» **Text**:
****

Then based on Marco's own stats, you were one of about 0.1% of users...

That said, now that the watch is free* from the tether of my iPhone, I'd love
to listen to podcasts on it on a run while leaving my phone behind.

[1] [https://marco.org/2017/08/10/removed-send-to-
watch](https://marco.org/2017/08/10/removed-send-to-watch) [2] relatively

------
uptown
Ironic that progress sync is listed as the deal-breaker. That's the one thing
which doesn't seem to work properly between my laptop and my iPhone with
Apple's Podcasts app and iTunes on the desktop.

------
_ZeD_
offtopic, but on the page there is a note with:

    
    
        There’s one elaborate exception that we discussed 
        in Under The Radar #98: workout apps, which are
        allowed to run in the background and play audio.
        So this all becomes possible if you combine a
        standalone podcast player with a workout app, and
        only allow podcast playback while a workout is
        active that was started from that app.
        But this forces the combination of two completely
        different app types, and users would find the
        workout-during-playback requirement confusing,
        inexplicable, and limiting.
    
        Requiring podcast apps to also be workout apps is a
        user- and developer-hostile hack that Apple
        probably doesn’t intend.

****

» **Listed entries**:
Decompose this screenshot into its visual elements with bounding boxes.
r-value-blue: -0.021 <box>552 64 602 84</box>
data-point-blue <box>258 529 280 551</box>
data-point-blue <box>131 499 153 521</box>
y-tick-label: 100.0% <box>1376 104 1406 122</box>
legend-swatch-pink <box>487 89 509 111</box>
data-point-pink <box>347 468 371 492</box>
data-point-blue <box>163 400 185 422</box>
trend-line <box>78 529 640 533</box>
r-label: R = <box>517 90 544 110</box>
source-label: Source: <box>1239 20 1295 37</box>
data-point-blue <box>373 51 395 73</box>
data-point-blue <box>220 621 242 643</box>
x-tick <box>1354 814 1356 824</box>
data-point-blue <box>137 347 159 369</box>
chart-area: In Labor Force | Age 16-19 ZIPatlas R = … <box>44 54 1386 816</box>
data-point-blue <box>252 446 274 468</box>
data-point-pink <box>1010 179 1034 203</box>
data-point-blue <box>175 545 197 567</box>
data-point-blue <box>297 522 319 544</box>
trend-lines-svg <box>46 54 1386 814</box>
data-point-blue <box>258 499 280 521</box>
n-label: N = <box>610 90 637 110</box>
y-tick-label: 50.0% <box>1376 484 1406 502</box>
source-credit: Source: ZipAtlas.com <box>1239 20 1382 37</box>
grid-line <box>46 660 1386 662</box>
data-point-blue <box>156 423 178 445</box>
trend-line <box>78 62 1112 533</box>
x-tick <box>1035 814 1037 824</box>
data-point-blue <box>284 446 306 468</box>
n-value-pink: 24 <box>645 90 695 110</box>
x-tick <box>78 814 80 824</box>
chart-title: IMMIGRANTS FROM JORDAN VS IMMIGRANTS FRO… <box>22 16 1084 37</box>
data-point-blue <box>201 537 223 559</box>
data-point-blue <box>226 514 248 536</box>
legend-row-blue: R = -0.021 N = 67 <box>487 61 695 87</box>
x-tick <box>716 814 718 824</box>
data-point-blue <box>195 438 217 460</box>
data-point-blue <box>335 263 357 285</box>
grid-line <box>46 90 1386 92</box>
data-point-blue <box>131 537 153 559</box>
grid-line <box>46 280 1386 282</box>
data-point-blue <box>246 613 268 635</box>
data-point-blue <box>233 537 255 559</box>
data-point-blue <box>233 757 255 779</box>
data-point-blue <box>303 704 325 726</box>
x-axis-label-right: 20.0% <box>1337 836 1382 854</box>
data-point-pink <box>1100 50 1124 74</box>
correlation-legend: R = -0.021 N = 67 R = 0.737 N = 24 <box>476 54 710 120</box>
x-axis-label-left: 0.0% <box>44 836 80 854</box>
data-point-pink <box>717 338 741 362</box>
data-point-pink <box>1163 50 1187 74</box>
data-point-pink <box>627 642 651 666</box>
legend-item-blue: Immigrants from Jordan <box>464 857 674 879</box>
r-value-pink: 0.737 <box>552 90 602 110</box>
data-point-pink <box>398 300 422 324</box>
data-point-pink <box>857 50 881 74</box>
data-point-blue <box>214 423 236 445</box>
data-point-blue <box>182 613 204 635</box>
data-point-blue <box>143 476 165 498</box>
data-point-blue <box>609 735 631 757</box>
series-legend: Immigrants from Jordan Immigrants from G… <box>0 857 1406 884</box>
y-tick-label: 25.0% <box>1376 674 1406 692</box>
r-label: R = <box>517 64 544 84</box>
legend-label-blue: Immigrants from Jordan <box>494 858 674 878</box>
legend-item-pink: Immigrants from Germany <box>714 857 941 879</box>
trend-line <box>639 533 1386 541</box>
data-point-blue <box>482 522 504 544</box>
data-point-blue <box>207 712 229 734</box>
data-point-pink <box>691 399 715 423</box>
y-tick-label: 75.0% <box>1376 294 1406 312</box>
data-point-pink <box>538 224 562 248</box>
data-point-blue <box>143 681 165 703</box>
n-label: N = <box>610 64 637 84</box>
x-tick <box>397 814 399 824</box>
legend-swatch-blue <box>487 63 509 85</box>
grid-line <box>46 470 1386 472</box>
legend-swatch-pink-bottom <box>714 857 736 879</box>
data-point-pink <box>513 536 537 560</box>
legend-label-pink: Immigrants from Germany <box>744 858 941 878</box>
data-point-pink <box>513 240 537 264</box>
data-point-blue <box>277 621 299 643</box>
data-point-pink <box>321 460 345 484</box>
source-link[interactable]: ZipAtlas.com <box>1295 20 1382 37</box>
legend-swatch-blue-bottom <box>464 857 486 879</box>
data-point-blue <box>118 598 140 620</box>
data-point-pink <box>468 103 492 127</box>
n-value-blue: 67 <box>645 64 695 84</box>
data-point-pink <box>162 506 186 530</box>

****

Please reproduce, word for word, the part of the podcast-app thread that opens with the words containing "Then based on" and closes with "my phone behind.".

» **The reply**:
Then based on Marco's own stats, you were one of about 0.1% of users...

That said, now that the watch is free* from the tether of my iPhone, I'd love
to listen to podcasts on it on a run while leaving my phone behind.